# START OF Extracted entries

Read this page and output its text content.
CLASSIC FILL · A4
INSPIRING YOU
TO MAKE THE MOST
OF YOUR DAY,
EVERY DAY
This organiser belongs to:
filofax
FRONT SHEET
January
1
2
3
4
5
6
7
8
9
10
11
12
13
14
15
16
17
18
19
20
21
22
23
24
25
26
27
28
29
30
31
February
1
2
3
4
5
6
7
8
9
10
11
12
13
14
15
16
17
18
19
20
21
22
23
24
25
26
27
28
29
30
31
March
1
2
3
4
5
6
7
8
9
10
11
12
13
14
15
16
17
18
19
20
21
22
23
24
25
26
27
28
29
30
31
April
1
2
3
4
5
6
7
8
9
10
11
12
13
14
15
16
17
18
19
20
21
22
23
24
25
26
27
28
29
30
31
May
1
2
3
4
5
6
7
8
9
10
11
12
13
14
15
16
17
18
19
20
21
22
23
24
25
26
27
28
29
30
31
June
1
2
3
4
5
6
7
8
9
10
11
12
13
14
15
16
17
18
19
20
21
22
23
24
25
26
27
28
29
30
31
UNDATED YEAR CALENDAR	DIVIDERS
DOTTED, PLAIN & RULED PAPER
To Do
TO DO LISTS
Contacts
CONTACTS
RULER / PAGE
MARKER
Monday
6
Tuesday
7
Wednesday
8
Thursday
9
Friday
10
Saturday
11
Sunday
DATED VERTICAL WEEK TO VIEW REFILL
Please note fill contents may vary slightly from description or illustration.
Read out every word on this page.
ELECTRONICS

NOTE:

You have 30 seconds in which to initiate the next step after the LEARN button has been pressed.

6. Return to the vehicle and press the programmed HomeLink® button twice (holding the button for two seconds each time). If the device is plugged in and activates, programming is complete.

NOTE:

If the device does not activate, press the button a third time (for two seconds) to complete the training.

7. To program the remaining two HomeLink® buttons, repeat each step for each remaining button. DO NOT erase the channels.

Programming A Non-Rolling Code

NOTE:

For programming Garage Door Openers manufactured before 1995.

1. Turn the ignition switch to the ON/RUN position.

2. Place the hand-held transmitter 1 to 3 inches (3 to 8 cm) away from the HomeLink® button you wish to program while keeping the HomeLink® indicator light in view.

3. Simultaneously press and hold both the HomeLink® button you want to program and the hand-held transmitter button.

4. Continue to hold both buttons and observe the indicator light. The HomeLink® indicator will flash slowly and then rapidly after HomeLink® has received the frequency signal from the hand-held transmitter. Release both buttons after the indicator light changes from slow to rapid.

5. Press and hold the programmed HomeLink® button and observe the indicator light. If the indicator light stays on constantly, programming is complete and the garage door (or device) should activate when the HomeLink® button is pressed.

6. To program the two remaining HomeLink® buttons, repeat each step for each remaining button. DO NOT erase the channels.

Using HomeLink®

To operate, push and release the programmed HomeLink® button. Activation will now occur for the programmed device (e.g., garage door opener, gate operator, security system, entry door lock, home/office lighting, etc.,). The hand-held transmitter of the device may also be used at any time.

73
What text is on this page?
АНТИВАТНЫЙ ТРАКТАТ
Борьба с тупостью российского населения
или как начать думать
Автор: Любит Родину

# END OF Extracted entries

◆ The problem ◆
Give back each line above precisely as it stands.

◆ Task output ◆
Read this page and output its text content.
CLASSIC FILL · A4
INSPIRING YOU
TO MAKE THE MOST
OF YOUR DAY,
EVERY DAY
This organiser belongs to:
filofax
FRONT SHEET
January
1
2
3
4
5
6
7
8
9
10
11
12
13
14
15
16
17
18
19
20
21
22
23
24
25
26
27
28
29
30
31
February
1
2
3
4
5
6
7
8
9
10
11
12
13
14
15
16
17
18
19
20
21
22
23
24
25
26
27
28
29
30
31
March
1
2
3
4
5
6
7
8
9
10
11
12
13
14
15
16
17
18
19
20
21
22
23
24
25
26
27
28
29
30
31
April
1
2
3
4
5
6
7
8
9
10
11
12
13
14
15
16
17
18
19
20
21
22
23
24
25
26
27
28
29
30
31
May
1
2
3
4
5
6
7
8
9
10
11
12
13
14
15
16
17
18
19
20
21
22
23
24
25
26
27
28
29
30
31
June
1
2
3
4
5
6
7
8
9
10
11
12
13
14
15
16
17
18
19
20
21
22
23
24
25
26
27
28
29
30
31
UNDATED YEAR CALENDAR	DIVIDERS
DOTTED, PLAIN & RULED PAPER
To Do
TO DO LISTS
Contacts
CONTACTS
RULER / PAGE
MARKER
Monday
6
Tuesday
7
Wednesday
8
Thursday
9
Friday
10
Saturday
11
Sunday
DATED VERTICAL WEEK TO VIEW REFILL
Please note fill contents may vary slightly from description or illustration.
Read out every word on this page.
ELECTRONICS

NOTE:

You have 30 seconds in which to initiate the next step after the LEARN button has been pressed.

6. Return to the vehicle and press the programmed HomeLink® button twice (holding the button for two seconds each time). If the device is plugged in and activates, programming is complete.

NOTE:

If the device does not activate, press the button a third time (for two seconds) to complete the training.

7. To program the remaining two HomeLink® buttons, repeat each step for each remaining button. DO NOT erase the channels.

Programming A Non-Rolling Code

NOTE:

For programming Garage Door Openers manufactured before 1995.

1. Turn the ignition switch to the ON/RUN position.

2. Place the hand-held transmitter 1 to 3 inches (3 to 8 cm) away from the HomeLink® button you wish to program while keeping the HomeLink® indicator light in view.

3. Simultaneously press and hold both the HomeLink® button you want to program and the hand-held transmitter button.

4. Continue to hold both buttons and observe the indicator light. The HomeLink® indicator will flash slowly and then rapidly after HomeLink® has received the frequency signal from the hand-held transmitter. Release both buttons after the indicator light changes from slow to rapid.

5. Press and hold the programmed HomeLink® button and observe the indicator light. If the indicator light stays on constantly, programming is complete and the garage door (or device) should activate when the HomeLink® button is pressed.

6. To program the two remaining HomeLink® buttons, repeat each step for each remaining button. DO NOT erase the channels.

Using HomeLink®

To operate, push and release the programmed HomeLink® button. Activation will now occur for the programmed device (e.g., garage door opener, gate operator, security system, entry door lock, home/office lighting, etc.,). The hand-held transmitter of the device may also be used at any time.

73
What text is on this page?
АНТИВАТНЫЙ ТРАКТАТ
Борьба с тупостью российского населения
или как начать думать
Автор: Любит Родину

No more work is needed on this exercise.